## Task description
Identify the lines bearing the string "lichaam" and gather them.
══ Records
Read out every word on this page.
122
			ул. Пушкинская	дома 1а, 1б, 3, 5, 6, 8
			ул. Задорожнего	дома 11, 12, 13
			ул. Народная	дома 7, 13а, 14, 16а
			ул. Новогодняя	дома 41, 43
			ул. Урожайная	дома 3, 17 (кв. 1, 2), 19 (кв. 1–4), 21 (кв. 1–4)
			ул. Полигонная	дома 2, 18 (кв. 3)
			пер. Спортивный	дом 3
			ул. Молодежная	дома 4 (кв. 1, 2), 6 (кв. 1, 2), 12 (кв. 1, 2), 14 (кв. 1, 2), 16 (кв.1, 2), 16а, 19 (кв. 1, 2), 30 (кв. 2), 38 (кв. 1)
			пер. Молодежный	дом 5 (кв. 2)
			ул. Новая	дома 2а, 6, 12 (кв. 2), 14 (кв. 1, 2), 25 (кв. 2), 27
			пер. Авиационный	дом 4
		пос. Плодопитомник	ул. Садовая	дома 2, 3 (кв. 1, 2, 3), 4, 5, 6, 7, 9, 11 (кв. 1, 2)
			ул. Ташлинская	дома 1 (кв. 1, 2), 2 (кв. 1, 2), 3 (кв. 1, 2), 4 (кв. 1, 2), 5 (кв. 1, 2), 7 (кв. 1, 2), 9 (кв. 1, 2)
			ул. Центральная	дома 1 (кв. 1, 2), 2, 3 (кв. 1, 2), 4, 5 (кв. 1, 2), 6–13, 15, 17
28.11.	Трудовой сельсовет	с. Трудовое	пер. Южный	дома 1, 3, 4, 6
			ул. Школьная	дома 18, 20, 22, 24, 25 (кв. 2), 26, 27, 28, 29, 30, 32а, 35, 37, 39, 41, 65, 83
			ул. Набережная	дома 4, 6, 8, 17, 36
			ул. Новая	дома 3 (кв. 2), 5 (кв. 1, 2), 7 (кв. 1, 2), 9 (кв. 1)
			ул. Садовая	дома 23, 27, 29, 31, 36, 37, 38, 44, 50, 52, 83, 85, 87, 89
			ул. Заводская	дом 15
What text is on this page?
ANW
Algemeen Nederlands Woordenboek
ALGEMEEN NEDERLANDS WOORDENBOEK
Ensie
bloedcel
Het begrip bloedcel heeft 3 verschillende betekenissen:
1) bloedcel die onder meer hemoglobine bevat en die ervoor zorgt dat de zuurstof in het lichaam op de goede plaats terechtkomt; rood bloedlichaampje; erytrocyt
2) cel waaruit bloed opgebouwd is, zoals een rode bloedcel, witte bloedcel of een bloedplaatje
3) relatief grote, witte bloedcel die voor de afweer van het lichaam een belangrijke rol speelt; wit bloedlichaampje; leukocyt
════
══ Records
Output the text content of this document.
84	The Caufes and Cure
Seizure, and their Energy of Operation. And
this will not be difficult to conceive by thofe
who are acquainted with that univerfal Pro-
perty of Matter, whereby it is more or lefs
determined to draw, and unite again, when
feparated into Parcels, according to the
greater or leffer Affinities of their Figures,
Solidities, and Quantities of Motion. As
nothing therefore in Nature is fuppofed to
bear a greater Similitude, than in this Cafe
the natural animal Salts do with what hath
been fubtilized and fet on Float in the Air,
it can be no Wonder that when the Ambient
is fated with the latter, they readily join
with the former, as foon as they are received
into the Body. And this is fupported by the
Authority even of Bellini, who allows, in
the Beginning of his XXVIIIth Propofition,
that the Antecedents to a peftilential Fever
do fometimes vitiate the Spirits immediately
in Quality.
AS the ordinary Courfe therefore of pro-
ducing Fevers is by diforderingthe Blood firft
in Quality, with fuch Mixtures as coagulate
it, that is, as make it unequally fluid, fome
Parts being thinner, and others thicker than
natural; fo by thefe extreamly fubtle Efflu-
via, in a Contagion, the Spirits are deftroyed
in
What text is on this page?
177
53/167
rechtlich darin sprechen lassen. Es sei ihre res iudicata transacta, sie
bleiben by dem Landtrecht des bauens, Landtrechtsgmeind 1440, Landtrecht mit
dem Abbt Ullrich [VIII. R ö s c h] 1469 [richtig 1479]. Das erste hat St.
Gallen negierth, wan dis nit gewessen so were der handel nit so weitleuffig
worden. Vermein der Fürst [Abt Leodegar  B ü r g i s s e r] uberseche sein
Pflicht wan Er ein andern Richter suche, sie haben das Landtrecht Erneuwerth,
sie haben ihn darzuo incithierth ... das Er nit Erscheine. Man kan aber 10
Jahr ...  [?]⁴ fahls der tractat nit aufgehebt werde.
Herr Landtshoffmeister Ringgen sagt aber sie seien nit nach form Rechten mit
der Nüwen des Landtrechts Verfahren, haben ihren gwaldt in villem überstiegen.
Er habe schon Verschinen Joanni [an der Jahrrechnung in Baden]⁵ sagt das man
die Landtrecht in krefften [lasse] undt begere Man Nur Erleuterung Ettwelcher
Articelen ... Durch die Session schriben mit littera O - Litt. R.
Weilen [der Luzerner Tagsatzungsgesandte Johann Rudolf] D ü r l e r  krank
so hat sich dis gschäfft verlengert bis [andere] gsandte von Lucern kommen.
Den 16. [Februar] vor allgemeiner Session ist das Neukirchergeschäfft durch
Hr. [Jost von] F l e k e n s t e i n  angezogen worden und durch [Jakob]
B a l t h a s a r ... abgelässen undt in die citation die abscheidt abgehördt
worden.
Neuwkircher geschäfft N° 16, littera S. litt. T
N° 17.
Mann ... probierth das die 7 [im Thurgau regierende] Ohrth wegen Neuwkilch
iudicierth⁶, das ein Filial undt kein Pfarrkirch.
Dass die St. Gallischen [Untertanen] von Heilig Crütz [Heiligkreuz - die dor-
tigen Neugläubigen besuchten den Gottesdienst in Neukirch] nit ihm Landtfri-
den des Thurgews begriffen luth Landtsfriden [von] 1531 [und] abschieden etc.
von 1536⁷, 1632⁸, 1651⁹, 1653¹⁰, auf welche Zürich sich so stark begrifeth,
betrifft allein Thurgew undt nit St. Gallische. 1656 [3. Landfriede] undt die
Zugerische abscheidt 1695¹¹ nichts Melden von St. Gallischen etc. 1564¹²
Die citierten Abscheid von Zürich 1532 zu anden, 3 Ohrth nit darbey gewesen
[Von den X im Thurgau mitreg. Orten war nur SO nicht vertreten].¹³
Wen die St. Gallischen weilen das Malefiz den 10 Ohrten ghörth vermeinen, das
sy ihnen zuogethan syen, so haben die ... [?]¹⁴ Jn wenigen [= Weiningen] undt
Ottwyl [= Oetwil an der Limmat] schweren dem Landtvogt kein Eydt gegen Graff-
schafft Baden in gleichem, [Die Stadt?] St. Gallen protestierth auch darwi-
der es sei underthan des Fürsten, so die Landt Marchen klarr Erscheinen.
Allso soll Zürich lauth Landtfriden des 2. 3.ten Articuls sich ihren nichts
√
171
════
## Solution to this problem
1) bloedcel die onder meer hemoglobine bevat en die ervoor zorgt dat de zuurstof in het lichaam op de goede plaats terechtkomt; rood bloedlichaampje; erytrocyt
3) relatief grote, witte bloedcel die voor de afweer van het lichaam een belangrijke rol speelt; wit bloedlichaampje; leukocyt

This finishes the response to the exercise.